Objective: Copy every entry exactly.

┏━━

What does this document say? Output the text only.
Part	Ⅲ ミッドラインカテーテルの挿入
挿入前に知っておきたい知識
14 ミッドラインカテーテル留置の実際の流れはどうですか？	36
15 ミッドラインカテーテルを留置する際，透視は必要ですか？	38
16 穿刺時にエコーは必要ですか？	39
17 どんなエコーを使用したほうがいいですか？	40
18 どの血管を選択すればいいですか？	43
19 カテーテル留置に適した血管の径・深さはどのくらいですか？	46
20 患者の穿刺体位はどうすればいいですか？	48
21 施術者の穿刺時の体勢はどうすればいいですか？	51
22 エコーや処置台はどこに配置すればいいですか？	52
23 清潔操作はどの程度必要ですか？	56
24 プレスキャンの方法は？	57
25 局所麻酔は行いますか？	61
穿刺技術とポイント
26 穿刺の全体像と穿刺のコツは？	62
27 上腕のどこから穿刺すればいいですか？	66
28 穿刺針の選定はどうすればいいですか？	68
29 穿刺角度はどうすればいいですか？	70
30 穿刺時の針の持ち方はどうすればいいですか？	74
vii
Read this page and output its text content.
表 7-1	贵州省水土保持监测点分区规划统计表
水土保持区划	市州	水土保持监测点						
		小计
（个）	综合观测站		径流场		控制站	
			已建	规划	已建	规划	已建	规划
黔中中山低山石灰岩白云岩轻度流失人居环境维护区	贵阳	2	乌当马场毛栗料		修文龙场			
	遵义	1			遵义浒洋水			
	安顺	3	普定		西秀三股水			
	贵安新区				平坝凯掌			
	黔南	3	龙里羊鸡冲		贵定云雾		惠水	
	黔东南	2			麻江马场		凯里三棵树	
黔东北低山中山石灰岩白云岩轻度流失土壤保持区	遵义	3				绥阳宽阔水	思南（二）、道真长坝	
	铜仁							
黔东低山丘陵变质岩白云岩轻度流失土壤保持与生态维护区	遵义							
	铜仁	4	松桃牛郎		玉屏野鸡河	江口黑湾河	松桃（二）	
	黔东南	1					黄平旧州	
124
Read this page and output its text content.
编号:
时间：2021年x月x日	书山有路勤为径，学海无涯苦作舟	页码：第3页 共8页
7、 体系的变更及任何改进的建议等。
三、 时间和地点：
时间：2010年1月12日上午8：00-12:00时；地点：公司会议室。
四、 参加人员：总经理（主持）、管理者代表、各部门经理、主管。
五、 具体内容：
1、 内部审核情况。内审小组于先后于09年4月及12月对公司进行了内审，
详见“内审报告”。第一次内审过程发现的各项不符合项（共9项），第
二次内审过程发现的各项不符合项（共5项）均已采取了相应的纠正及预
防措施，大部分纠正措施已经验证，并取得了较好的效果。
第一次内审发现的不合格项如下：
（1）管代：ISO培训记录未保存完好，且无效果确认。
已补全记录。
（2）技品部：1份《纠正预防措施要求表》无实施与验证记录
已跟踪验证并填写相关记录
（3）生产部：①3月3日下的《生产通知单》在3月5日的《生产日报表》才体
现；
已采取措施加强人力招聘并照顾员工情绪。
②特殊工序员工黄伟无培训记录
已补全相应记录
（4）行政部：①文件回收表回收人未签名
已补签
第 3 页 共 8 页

┗━━

Answer below:
What does this document say? Output the text only.
Part	Ⅲ ミッドラインカテーテルの挿入
挿入前に知っておきたい知識
14 ミッドラインカテーテル留置の実際の流れはどうですか？	36
15 ミッドラインカテーテルを留置する際，透視は必要ですか？	38
16 穿刺時にエコーは必要ですか？	39
17 どんなエコーを使用したほうがいいですか？	40
18 どの血管を選択すればいいですか？	43
19 カテーテル留置に適した血管の径・深さはどのくらいですか？	46
20 患者の穿刺体位はどうすればいいですか？	48
21 施術者の穿刺時の体勢はどうすればいいですか？	51
22 エコーや処置台はどこに配置すればいいですか？	52
23 清潔操作はどの程度必要ですか？	56
24 プレスキャンの方法は？	57
25 局所麻酔は行いますか？	61
穿刺技術とポイント
26 穿刺の全体像と穿刺のコツは？	62
27 上腕のどこから穿刺すればいいですか？	66
28 穿刺針の選定はどうすればいいですか？	68
29 穿刺角度はどうすればいいですか？	70
30 穿刺時の針の持ち方はどうすればいいですか？	74
vii
Read this page and output its text content.
表 7-1	贵州省水土保持监测点分区规划统计表
水土保持区划	市州	水土保持监测点						
		小计
（个）	综合观测站		径流场		控制站	
			已建	规划	已建	规划	已建	规划
黔中中山低山石灰岩白云岩轻度流失人居环境维护区	贵阳	2	乌当马场毛栗料		修文龙场			
	遵义	1			遵义浒洋水			
	安顺	3	普定		西秀三股水			
	贵安新区				平坝凯掌			
	黔南	3	龙里羊鸡冲		贵定云雾		惠水	
	黔东南	2			麻江马场		凯里三棵树	
黔东北低山中山石灰岩白云岩轻度流失土壤保持区	遵义	3				绥阳宽阔水	思南（二）、道真长坝	
	铜仁							
黔东低山丘陵变质岩白云岩轻度流失土壤保持与生态维护区	遵义							
	铜仁	4	松桃牛郎		玉屏野鸡河	江口黑湾河	松桃（二）	
	黔东南	1					黄平旧州	
124
Read this page and output its text content.
编号:
时间：2021年x月x日	书山有路勤为径，学海无涯苦作舟	页码：第3页 共8页
7、 体系的变更及任何改进的建议等。
三、 时间和地点：
时间：2010年1月12日上午8：00-12:00时；地点：公司会议室。
四、 参加人员：总经理（主持）、管理者代表、各部门经理、主管。
五、 具体内容：
1、 内部审核情况。内审小组于先后于09年4月及12月对公司进行了内审，
详见“内审报告”。第一次内审过程发现的各项不符合项（共9项），第
二次内审过程发现的各项不符合项（共5项）均已采取了相应的纠正及预
防措施，大部分纠正措施已经验证，并取得了较好的效果。
第一次内审发现的不合格项如下：
（1）管代：ISO培训记录未保存完好，且无效果确认。
已补全记录。
（2）技品部：1份《纠正预防措施要求表》无实施与验证记录
已跟踪验证并填写相关记录
（3）生产部：①3月3日下的《生产通知单》在3月5日的《生产日报表》才体
现；
已采取措施加强人力招聘并照顾员工情绪。
②特殊工序员工黄伟无培训记录
已补全相应记录
（4）行政部：①文件回收表回收人未签名
已补签
第 3 页 共 8 页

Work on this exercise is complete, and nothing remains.